Return the listing below verbatim. Pictures do not belong in the copy.

[Start DATA SUPPLIED]

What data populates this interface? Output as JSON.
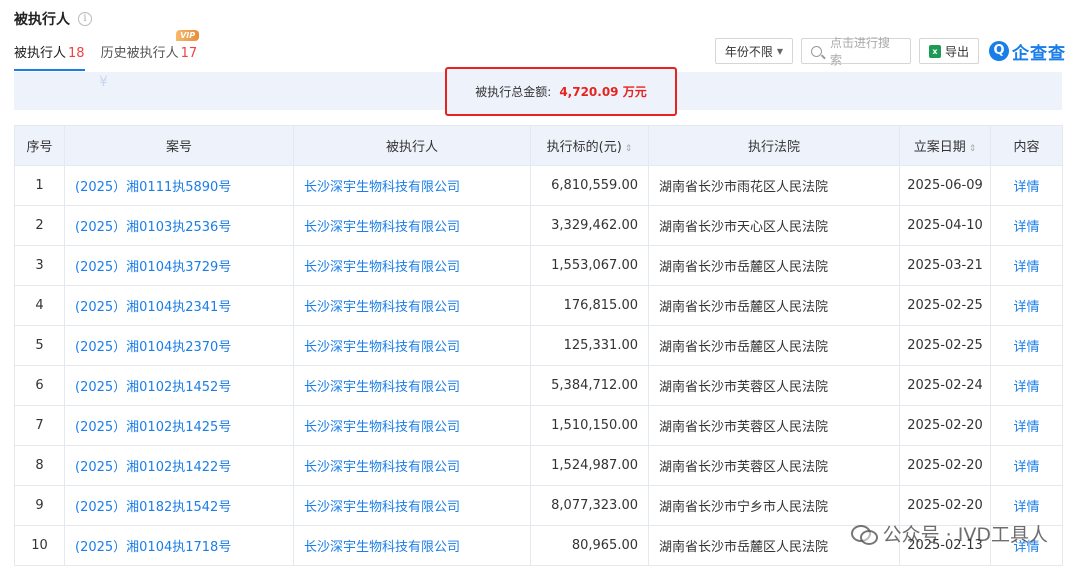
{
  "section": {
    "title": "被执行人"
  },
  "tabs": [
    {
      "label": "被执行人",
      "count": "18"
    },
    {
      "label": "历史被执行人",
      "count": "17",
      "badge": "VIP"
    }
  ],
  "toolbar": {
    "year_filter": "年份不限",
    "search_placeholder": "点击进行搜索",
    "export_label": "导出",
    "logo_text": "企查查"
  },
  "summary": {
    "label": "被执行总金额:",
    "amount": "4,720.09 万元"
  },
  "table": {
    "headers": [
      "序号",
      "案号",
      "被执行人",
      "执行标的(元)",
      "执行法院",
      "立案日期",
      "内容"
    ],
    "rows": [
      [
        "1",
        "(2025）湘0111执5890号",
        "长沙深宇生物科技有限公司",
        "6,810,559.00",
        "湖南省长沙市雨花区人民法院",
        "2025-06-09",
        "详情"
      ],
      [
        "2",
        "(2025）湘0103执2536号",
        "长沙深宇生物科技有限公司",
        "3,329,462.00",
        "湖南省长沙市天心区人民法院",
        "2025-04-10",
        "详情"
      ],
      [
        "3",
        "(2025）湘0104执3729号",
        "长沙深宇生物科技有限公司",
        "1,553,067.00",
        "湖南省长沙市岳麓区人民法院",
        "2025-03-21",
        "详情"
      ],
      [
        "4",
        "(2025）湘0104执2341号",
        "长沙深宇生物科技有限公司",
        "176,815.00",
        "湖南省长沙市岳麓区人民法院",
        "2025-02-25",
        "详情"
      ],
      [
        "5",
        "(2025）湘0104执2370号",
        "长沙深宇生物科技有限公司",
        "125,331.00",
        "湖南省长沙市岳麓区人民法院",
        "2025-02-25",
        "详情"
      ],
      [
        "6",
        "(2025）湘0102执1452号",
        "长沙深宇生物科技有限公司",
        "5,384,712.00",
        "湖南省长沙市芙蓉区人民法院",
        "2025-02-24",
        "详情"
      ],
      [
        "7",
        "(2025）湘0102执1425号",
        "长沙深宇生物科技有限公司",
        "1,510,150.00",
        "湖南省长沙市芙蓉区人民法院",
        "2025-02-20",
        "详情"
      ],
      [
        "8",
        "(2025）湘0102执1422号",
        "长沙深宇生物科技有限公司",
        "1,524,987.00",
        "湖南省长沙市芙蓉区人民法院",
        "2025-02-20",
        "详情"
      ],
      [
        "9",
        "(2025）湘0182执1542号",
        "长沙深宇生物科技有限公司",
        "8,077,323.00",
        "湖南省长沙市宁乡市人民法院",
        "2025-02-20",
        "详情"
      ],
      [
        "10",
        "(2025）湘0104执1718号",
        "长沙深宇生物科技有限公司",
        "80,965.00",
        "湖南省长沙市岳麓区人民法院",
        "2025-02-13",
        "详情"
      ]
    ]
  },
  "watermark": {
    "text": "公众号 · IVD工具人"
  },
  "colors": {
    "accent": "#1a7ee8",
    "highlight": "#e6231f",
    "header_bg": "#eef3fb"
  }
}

[End DATA SUPPLIED]

#### [EXERCISE RESULT]
What data populates this interface? Output as JSON.
{
  "section": {
    "title": "被执行人"
  },
  "tabs": [
    {
      "label": "被执行人",
      "count": "18"
    },
    {
      "label": "历史被执行人",
      "count": "17",
      "badge": "VIP"
    }
  ],
  "toolbar": {
    "year_filter": "年份不限",
    "search_placeholder": "点击进行搜索",
    "export_label": "导出",
    "logo_text": "企查查"
  },
  "summary": {
    "label": "被执行总金额:",
    "amount": "4,720.09 万元"
  },
  "table": {
    "headers": [
      "序号",
      "案号",
      "被执行人",
      "执行标的(元)",
      "执行法院",
      "立案日期",
      "内容"
    ],
    "rows": [
      [
        "1",
        "(2025）湘0111执5890号",
        "长沙深宇生物科技有限公司",
        "6,810,559.00",
        "湖南省长沙市雨花区人民法院",
        "2025-06-09",
        "详情"
      ],
      [
        "2",
        "(2025）湘0103执2536号",
        "长沙深宇生物科技有限公司",
        "3,329,462.00",
        "湖南省长沙市天心区人民法院",
        "2025-04-10",
        "详情"
      ],
      [
        "3",
        "(2025）湘0104执3729号",
        "长沙深宇生物科技有限公司",
        "1,553,067.00",
        "湖南省长沙市岳麓区人民法院",
        "2025-03-21",
        "详情"
      ],
      [
        "4",
        "(2025）湘0104执2341号",
        "长沙深宇生物科技有限公司",
        "176,815.00",
        "湖南省长沙市岳麓区人民法院",
        "2025-02-25",
        "详情"
      ],
      [
        "5",
        "(2025）湘0104执2370号",
        "长沙深宇生物科技有限公司",
        "125,331.00",
        "湖南省长沙市岳麓区人民法院",
        "2025-02-25",
        "详情"
      ],
      [
        "6",
        "(2025）湘0102执1452号",
        "长沙深宇生物科技有限公司",
        "5,384,712.00",
        "湖南省长沙市芙蓉区人民法院",
        "2025-02-24",
        "详情"
      ],
      [
        "7",
        "(2025）湘0102执1425号",
        "长沙深宇生物科技有限公司",
        "1,510,150.00",
        "湖南省长沙市芙蓉区人民法院",
        "2025-02-20",
        "详情"
      ],
      [
        "8",
        "(2025）湘0102执1422号",
        "长沙深宇生物科技有限公司",
        "1,524,987.00",
        "湖南省长沙市芙蓉区人民法院",
        "2025-02-20",
        "详情"
      ],
      [
        "9",
        "(2025）湘0182执1542号",
        "长沙深宇生物科技有限公司",
        "8,077,323.00",
        "湖南省长沙市宁乡市人民法院",
        "2025-02-20",
        "详情"
      ],
      [
        "10",
        "(2025）湘0104执1718号",
        "长沙深宇生物科技有限公司",
        "80,965.00",
        "湖南省长沙市岳麓区人民法院",
        "2025-02-13",
        "详情"
      ]
    ]
  },
  "watermark": {
    "text": "公众号 · IVD工具人"
  },
  "colors": {
    "accent": "#1a7ee8",
    "highlight": "#e6231f",
    "header_bg": "#eef3fb"
  }
}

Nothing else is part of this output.